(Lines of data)

# # # # #

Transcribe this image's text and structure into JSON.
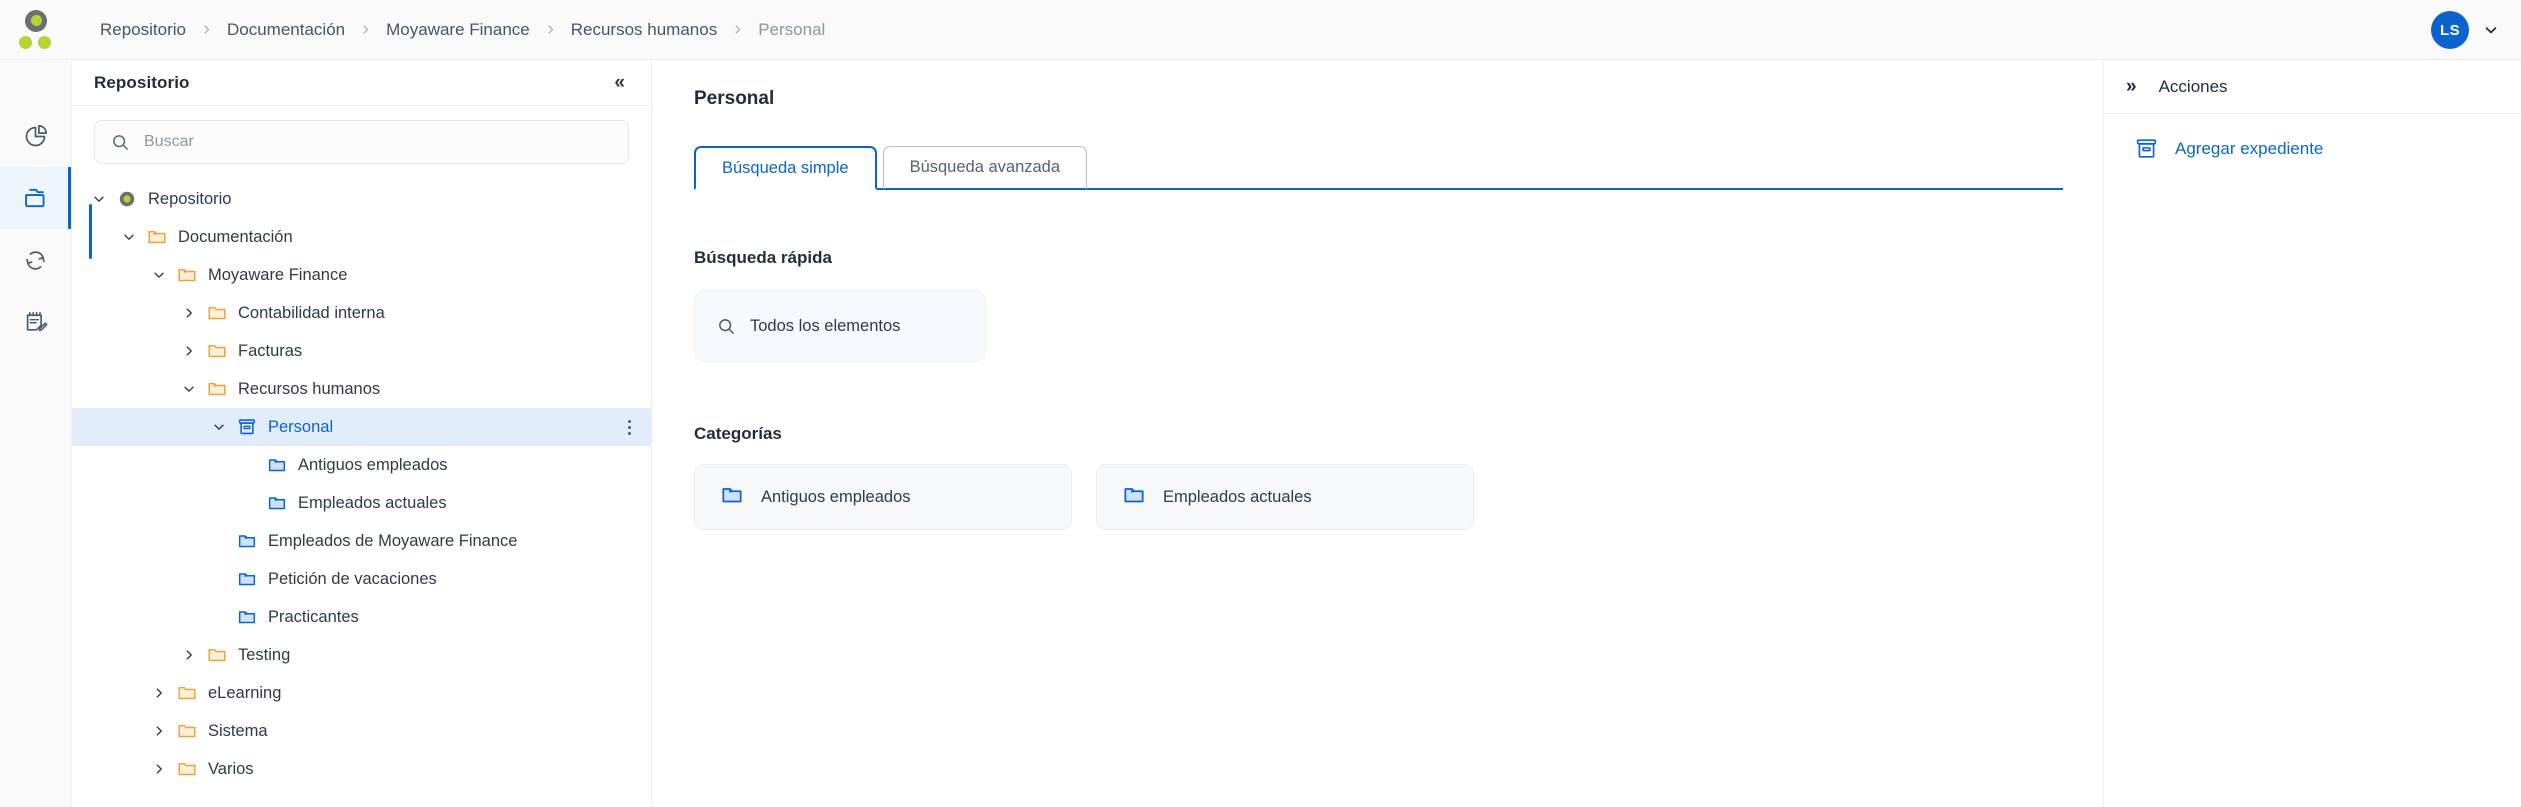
{
  "brand": {
    "logo_name": "moyaware-logo",
    "accent_green": "#b7d433",
    "accent_blue": "#0b63ce"
  },
  "topbar": {
    "breadcrumb": [
      {
        "label": "Repositorio",
        "current": false
      },
      {
        "label": "Documentación",
        "current": false
      },
      {
        "label": "Moyaware Finance",
        "current": false
      },
      {
        "label": "Recursos humanos",
        "current": false
      },
      {
        "label": "Personal",
        "current": true
      }
    ],
    "avatar_initials": "LS",
    "avatar_color": "#0b63ce"
  },
  "rail": {
    "items": [
      {
        "icon": "pie-chart-icon",
        "name": "rail-item-dashboard",
        "active": false
      },
      {
        "icon": "folder-icon",
        "name": "rail-item-repository",
        "active": true
      },
      {
        "icon": "refresh-icon",
        "name": "rail-item-workflow",
        "active": false
      },
      {
        "icon": "notepad-edit-icon",
        "name": "rail-item-tasks",
        "active": false
      }
    ]
  },
  "sidebar": {
    "title": "Repositorio",
    "collapse_label": "«",
    "search": {
      "placeholder": "Buscar",
      "value": ""
    },
    "tree": [
      {
        "label": "Repositorio",
        "depth": 0,
        "icon": "repository-root-icon",
        "twisty": "down",
        "selected": false
      },
      {
        "label": "Documentación",
        "depth": 1,
        "icon": "folder-open-icon",
        "twisty": "down",
        "selected": false
      },
      {
        "label": "Moyaware Finance",
        "depth": 2,
        "icon": "folder-open-icon",
        "twisty": "down",
        "selected": false
      },
      {
        "label": "Contabilidad interna",
        "depth": 3,
        "icon": "folder-icon",
        "twisty": "right",
        "selected": false
      },
      {
        "label": "Facturas",
        "depth": 3,
        "icon": "folder-icon",
        "twisty": "right",
        "selected": false
      },
      {
        "label": "Recursos humanos",
        "depth": 3,
        "icon": "folder-open-icon",
        "twisty": "down",
        "selected": false
      },
      {
        "label": "Personal",
        "depth": 4,
        "icon": "dossier-icon",
        "twisty": "down",
        "selected": true
      },
      {
        "label": "Antiguos empleados",
        "depth": 5,
        "icon": "category-folder-icon",
        "twisty": "none",
        "selected": false
      },
      {
        "label": "Empleados actuales",
        "depth": 5,
        "icon": "category-folder-icon",
        "twisty": "none",
        "selected": false
      },
      {
        "label": "Empleados de Moyaware Finance",
        "depth": 4,
        "icon": "category-folder-icon",
        "twisty": "none",
        "selected": false
      },
      {
        "label": "Petición de vacaciones",
        "depth": 4,
        "icon": "category-folder-icon",
        "twisty": "none",
        "selected": false
      },
      {
        "label": "Practicantes",
        "depth": 4,
        "icon": "category-folder-icon",
        "twisty": "none",
        "selected": false
      },
      {
        "label": "Testing",
        "depth": 3,
        "icon": "folder-icon",
        "twisty": "right",
        "selected": false
      },
      {
        "label": "eLearning",
        "depth": 2,
        "icon": "folder-icon",
        "twisty": "right",
        "selected": false
      },
      {
        "label": "Sistema",
        "depth": 2,
        "icon": "folder-icon",
        "twisty": "right",
        "selected": false
      },
      {
        "label": "Varios",
        "depth": 2,
        "icon": "folder-icon",
        "twisty": "right",
        "selected": false
      }
    ]
  },
  "main": {
    "page_title": "Personal",
    "tabs": [
      {
        "label": "Búsqueda simple",
        "active": true
      },
      {
        "label": "Búsqueda avanzada",
        "active": false
      }
    ],
    "quick_search": {
      "heading": "Búsqueda rápida",
      "card_label": "Todos los elementos"
    },
    "categories": {
      "heading": "Categorías",
      "items": [
        {
          "label": "Antiguos empleados"
        },
        {
          "label": "Empleados actuales"
        }
      ]
    }
  },
  "actions": {
    "expand_label": "»",
    "title": "Acciones",
    "items": [
      {
        "label": "Agregar expediente",
        "icon": "dossier-add-icon"
      }
    ]
  }
}
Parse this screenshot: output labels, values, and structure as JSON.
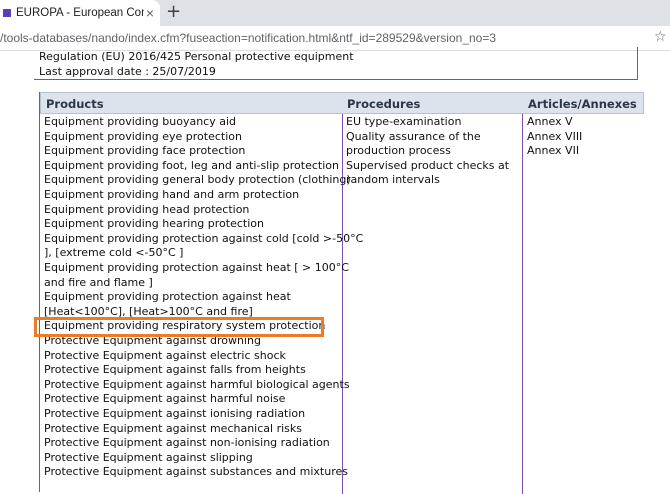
{
  "browser": {
    "tab_title": "EUROPA - European Commission",
    "tab_close": "×",
    "new_tab": "+",
    "url": "/tools-databases/nando/index.cfm?fuseaction=notification.html&ntf_id=289529&version_no=3",
    "star": "☆"
  },
  "regulation": {
    "title": "Regulation (EU) 2016/425 Personal protective equipment",
    "approval": "Last approval date : 25/07/2019"
  },
  "table": {
    "headers": {
      "products": "Products",
      "procedures": "Procedures",
      "annexes": "Articles/Annexes"
    },
    "products": [
      "Equipment providing buoyancy aid",
      "Equipment providing eye protection",
      "Equipment providing face protection",
      "Equipment providing foot, leg and anti-slip protection",
      "Equipment providing general body protection (clothing)",
      "Equipment providing hand and arm protection",
      "Equipment providing head protection",
      "Equipment providing hearing protection",
      "Equipment providing protection against cold [cold >-50°C",
      "], [extreme cold <-50°C ]",
      "Equipment providing protection against heat [ > 100°C",
      "and fire and flame ]",
      "Equipment providing protection against heat",
      "[Heat<100°C], [Heat>100°C and fire]",
      "Equipment providing respiratory system protection",
      "Protective Equipment against drowning",
      "Protective Equipment against electric shock",
      "Protective Equipment against falls from heights",
      "Protective Equipment against harmful biological agents",
      "Protective Equipment against harmful noise",
      "Protective Equipment against ionising radiation",
      "Protective Equipment against mechanical risks",
      "Protective Equipment against non-ionising radiation",
      "Protective Equipment against slipping",
      "Protective Equipment against substances and mixtures"
    ],
    "procedures": [
      "EU type-examination",
      "Quality assurance of the",
      "production process",
      "Supervised product checks at",
      "random intervals"
    ],
    "annexes": [
      "Annex V",
      "Annex VIII",
      "Annex VII"
    ]
  },
  "colors": {
    "highlight": "#f07a23",
    "border": "#7b4fb0",
    "header_bg": "#dde3ec"
  }
}
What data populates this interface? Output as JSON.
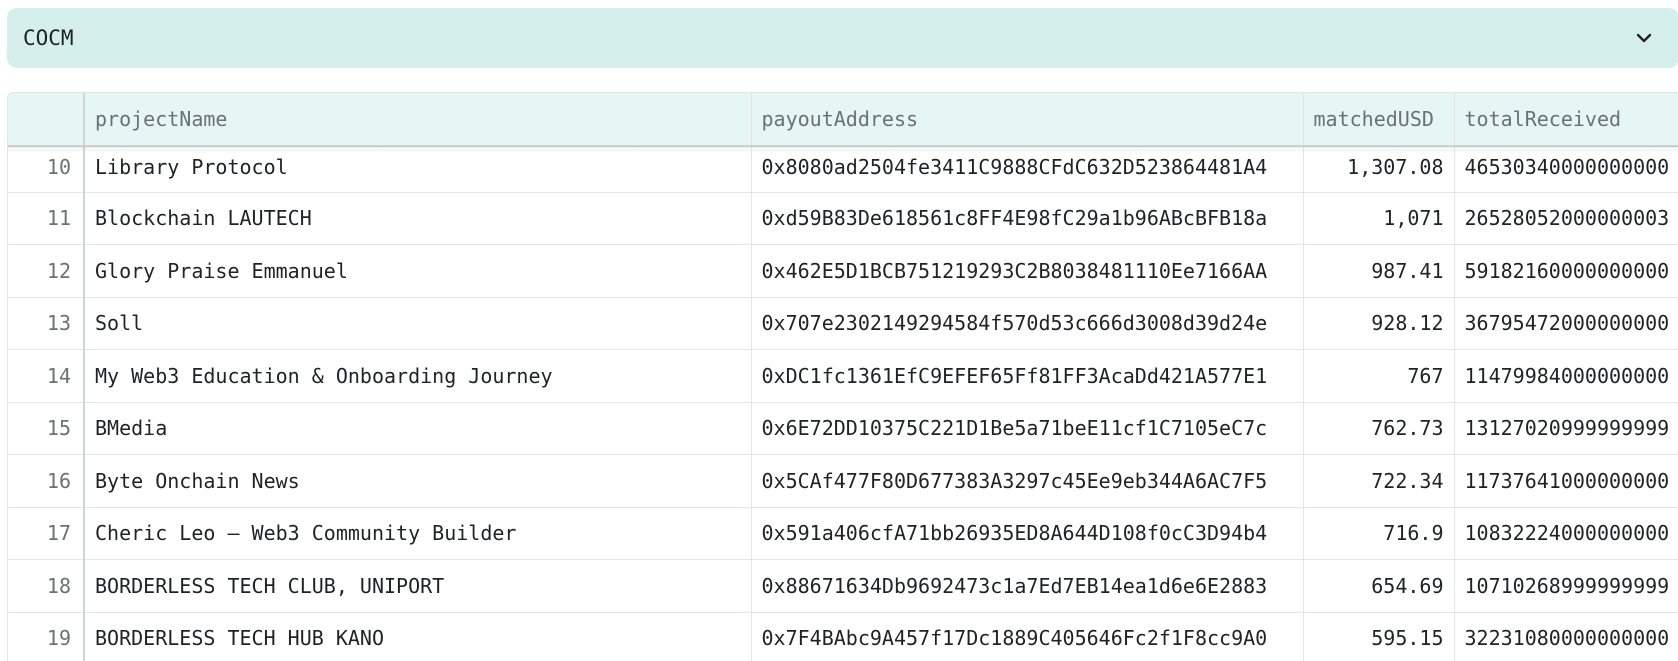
{
  "selector": {
    "value": "COCM",
    "icon": "chevron-down-icon"
  },
  "table": {
    "columns": [
      "projectName",
      "payoutAddress",
      "matchedUSD",
      "totalReceived"
    ],
    "rows": [
      {
        "index": "10",
        "projectName": "Library Protocol",
        "payoutAddress": "0x8080ad2504fe3411C9888CFdC632D523864481A4",
        "matchedUSD": "1,307.08",
        "totalReceived": "46530340000000000"
      },
      {
        "index": "11",
        "projectName": "Blockchain LAUTECH",
        "payoutAddress": "0xd59B83De618561c8FF4E98fC29a1b96ABcBFB18a",
        "matchedUSD": "1,071",
        "totalReceived": "26528052000000003"
      },
      {
        "index": "12",
        "projectName": "Glory Praise Emmanuel",
        "payoutAddress": "0x462E5D1BCB751219293C2B8038481110Ee7166AA",
        "matchedUSD": "987.41",
        "totalReceived": "59182160000000000"
      },
      {
        "index": "13",
        "projectName": "Soll",
        "payoutAddress": "0x707e2302149294584f570d53c666d3008d39d24e",
        "matchedUSD": "928.12",
        "totalReceived": "36795472000000000"
      },
      {
        "index": "14",
        "projectName": "My Web3 Education & Onboarding Journey",
        "payoutAddress": "0xDC1fc1361EfC9EFEF65Ff81FF3AcaDd421A577E1",
        "matchedUSD": "767",
        "totalReceived": "11479984000000000"
      },
      {
        "index": "15",
        "projectName": "BMedia",
        "payoutAddress": "0x6E72DD10375C221D1Be5a71beE11cf1C7105eC7c",
        "matchedUSD": "762.73",
        "totalReceived": "13127020999999999"
      },
      {
        "index": "16",
        "projectName": "Byte Onchain News",
        "payoutAddress": "0x5CAf477F80D677383A3297c45Ee9eb344A6AC7F5",
        "matchedUSD": "722.34",
        "totalReceived": "11737641000000000"
      },
      {
        "index": "17",
        "projectName": "Cheric Leo – Web3 Community Builder",
        "payoutAddress": "0x591a406cfA71bb26935ED8A644D108f0cC3D94b4",
        "matchedUSD": "716.9",
        "totalReceived": "10832224000000000"
      },
      {
        "index": "18",
        "projectName": "BORDERLESS TECH CLUB, UNIPORT",
        "payoutAddress": "0x88671634Db9692473c1a7Ed7EB14ea1d6e6E2883",
        "matchedUSD": "654.69",
        "totalReceived": "10710268999999999"
      },
      {
        "index": "19",
        "projectName": "BORDERLESS TECH HUB KANO",
        "payoutAddress": "0x7F4BAbc9A457f17Dc1889C405646Fc2f1F8cc9A0",
        "matchedUSD": "595.15",
        "totalReceived": "32231080000000000"
      }
    ]
  }
}
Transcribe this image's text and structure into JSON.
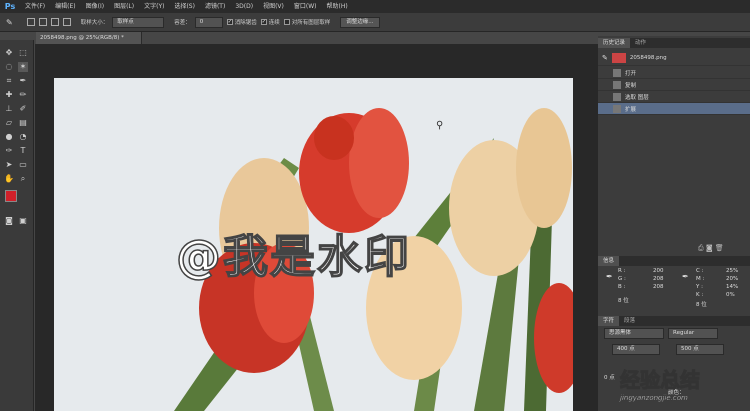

# # # # #

- _Problem to work on_:
In the entries above, find lines with "Búsqueda" and copy each.

- _Exercise answer_:
        "label": "Búsqueda simple",
        "label": "Búsqueda avanzada",
      "heading": "Búsqueda rápida",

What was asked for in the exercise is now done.